GOAL OF THE EXERCISE: Print out the material that follows word for word.

RECORDS SUPPLIED:
################
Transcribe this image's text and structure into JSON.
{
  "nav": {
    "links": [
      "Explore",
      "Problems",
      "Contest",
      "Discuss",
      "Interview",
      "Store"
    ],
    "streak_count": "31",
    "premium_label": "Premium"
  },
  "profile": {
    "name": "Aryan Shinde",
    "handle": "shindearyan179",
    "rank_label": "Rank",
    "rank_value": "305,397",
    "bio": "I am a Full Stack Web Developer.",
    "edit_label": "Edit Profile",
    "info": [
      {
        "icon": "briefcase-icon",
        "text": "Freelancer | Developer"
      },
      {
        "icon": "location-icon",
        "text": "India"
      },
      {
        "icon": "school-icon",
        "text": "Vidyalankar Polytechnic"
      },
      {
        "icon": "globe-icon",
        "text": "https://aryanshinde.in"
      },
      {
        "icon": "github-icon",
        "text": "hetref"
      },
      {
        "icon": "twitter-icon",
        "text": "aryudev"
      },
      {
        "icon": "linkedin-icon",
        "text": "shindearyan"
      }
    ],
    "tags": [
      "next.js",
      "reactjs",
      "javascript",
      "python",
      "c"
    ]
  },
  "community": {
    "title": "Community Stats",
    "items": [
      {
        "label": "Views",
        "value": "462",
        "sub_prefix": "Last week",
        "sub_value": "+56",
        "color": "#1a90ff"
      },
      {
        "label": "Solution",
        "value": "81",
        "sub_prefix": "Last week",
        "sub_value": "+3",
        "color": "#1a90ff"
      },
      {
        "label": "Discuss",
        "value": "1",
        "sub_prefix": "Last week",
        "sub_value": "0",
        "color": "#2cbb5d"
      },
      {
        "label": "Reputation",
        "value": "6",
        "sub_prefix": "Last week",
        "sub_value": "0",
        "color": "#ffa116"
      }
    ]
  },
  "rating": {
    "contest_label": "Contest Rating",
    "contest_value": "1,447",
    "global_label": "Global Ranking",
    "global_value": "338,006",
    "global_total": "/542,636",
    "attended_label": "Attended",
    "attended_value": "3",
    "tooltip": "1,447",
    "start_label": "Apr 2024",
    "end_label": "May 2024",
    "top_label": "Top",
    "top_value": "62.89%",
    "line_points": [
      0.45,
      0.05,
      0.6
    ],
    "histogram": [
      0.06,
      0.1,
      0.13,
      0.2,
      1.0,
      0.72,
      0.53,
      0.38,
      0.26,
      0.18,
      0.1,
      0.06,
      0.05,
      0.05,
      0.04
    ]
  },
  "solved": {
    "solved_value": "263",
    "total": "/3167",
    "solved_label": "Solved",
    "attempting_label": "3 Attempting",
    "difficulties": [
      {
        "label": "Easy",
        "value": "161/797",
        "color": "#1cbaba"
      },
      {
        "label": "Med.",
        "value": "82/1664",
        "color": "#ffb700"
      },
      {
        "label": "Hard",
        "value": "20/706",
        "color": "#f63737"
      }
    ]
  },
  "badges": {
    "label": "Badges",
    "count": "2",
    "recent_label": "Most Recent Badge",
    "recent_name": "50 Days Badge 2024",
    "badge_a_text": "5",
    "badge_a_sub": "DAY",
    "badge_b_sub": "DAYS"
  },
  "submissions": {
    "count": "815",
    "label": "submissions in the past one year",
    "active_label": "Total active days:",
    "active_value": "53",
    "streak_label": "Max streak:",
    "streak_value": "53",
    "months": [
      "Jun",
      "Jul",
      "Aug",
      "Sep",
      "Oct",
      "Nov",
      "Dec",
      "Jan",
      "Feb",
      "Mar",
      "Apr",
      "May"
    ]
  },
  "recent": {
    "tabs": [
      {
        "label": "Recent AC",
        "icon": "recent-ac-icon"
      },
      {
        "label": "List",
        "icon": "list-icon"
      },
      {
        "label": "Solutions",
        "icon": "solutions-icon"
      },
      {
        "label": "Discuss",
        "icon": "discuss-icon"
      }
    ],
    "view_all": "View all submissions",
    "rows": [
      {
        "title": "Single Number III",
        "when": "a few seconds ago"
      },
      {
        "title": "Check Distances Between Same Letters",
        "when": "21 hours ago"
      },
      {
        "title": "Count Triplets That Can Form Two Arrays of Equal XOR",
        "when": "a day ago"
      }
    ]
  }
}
################
SOLUTION TO THIS PROBLEM:
Transcribe this image's text and structure into JSON.
{
  "nav": {
    "links": [
      "Explore",
      "Problems",
      "Contest",
      "Discuss",
      "Interview",
      "Store"
    ],
    "streak_count": "31",
    "premium_label": "Premium"
  },
  "profile": {
    "name": "Aryan Shinde",
    "handle": "shindearyan179",
    "rank_label": "Rank",
    "rank_value": "305,397",
    "bio": "I am a Full Stack Web Developer.",
    "edit_label": "Edit Profile",
    "info": [
      {
        "icon": "briefcase-icon",
        "text": "Freelancer | Developer"
      },
      {
        "icon": "location-icon",
        "text": "India"
      },
      {
        "icon": "school-icon",
        "text": "Vidyalankar Polytechnic"
      },
      {
        "icon": "globe-icon",
        "text": "https://aryanshinde.in"
      },
      {
        "icon": "github-icon",
        "text": "hetref"
      },
      {
        "icon": "twitter-icon",
        "text": "aryudev"
      },
      {
        "icon": "linkedin-icon",
        "text": "shindearyan"
      }
    ],
    "tags": [
      "next.js",
      "reactjs",
      "javascript",
      "python",
      "c"
    ]
  },
  "community": {
    "title": "Community Stats",
    "items": [
      {
        "label": "Views",
        "value": "462",
        "sub_prefix": "Last week",
        "sub_value": "+56",
        "color": "#1a90ff"
      },
      {
        "label": "Solution",
        "value": "81",
        "sub_prefix": "Last week",
        "sub_value": "+3",
        "color": "#1a90ff"
      },
      {
        "label": "Discuss",
        "value": "1",
        "sub_prefix": "Last week",
        "sub_value": "0",
        "color": "#2cbb5d"
      },
      {
        "label": "Reputation",
        "value": "6",
        "sub_prefix": "Last week",
        "sub_value": "0",
        "color": "#ffa116"
      }
    ]
  },
  "rating": {
    "contest_label": "Contest Rating",
    "contest_value": "1,447",
    "global_label": "Global Ranking",
    "global_value": "338,006",
    "global_total": "/542,636",
    "attended_label": "Attended",
    "attended_value": "3",
    "tooltip": "1,447",
    "start_label": "Apr 2024",
    "end_label": "May 2024",
    "top_label": "Top",
    "top_value": "62.89%",
    "line_points": [
      0.45,
      0.05,
      0.6
    ],
    "histogram": [
      0.06,
      0.1,
      0.13,
      0.2,
      1.0,
      0.72,
      0.53,
      0.38,
      0.26,
      0.18,
      0.1,
      0.06,
      0.05,
      0.05,
      0.04
    ]
  },
  "solved": {
    "solved_value": "263",
    "total": "/3167",
    "solved_label": "Solved",
    "attempting_label": "3 Attempting",
    "difficulties": [
      {
        "label": "Easy",
        "value": "161/797",
        "color": "#1cbaba"
      },
      {
        "label": "Med.",
        "value": "82/1664",
        "color": "#ffb700"
      },
      {
        "label": "Hard",
        "value": "20/706",
        "color": "#f63737"
      }
    ]
  },
  "badges": {
    "label": "Badges",
    "count": "2",
    "recent_label": "Most Recent Badge",
    "recent_name": "50 Days Badge 2024",
    "badge_a_text": "5",
    "badge_a_sub": "DAY",
    "badge_b_sub": "DAYS"
  },
  "submissions": {
    "count": "815",
    "label": "submissions in the past one year",
    "active_label": "Total active days:",
    "active_value": "53",
    "streak_label": "Max streak:",
    "streak_value": "53",
    "months": [
      "Jun",
      "Jul",
      "Aug",
      "Sep",
      "Oct",
      "Nov",
      "Dec",
      "Jan",
      "Feb",
      "Mar",
      "Apr",
      "May"
    ]
  },
  "recent": {
    "tabs": [
      {
        "label": "Recent AC",
        "icon": "recent-ac-icon"
      },
      {
        "label": "List",
        "icon": "list-icon"
      },
      {
        "label": "Solutions",
        "icon": "solutions-icon"
      },
      {
        "label": "Discuss",
        "icon": "discuss-icon"
      }
    ],
    "view_all": "View all submissions",
    "rows": [
      {
        "title": "Single Number III",
        "when": "a few seconds ago"
      },
      {
        "title": "Check Distances Between Same Letters",
        "when": "21 hours ago"
      },
      {
        "title": "Count Triplets That Can Form Two Arrays of Equal XOR",
        "when": "a day ago"
      }
    ]
  }
}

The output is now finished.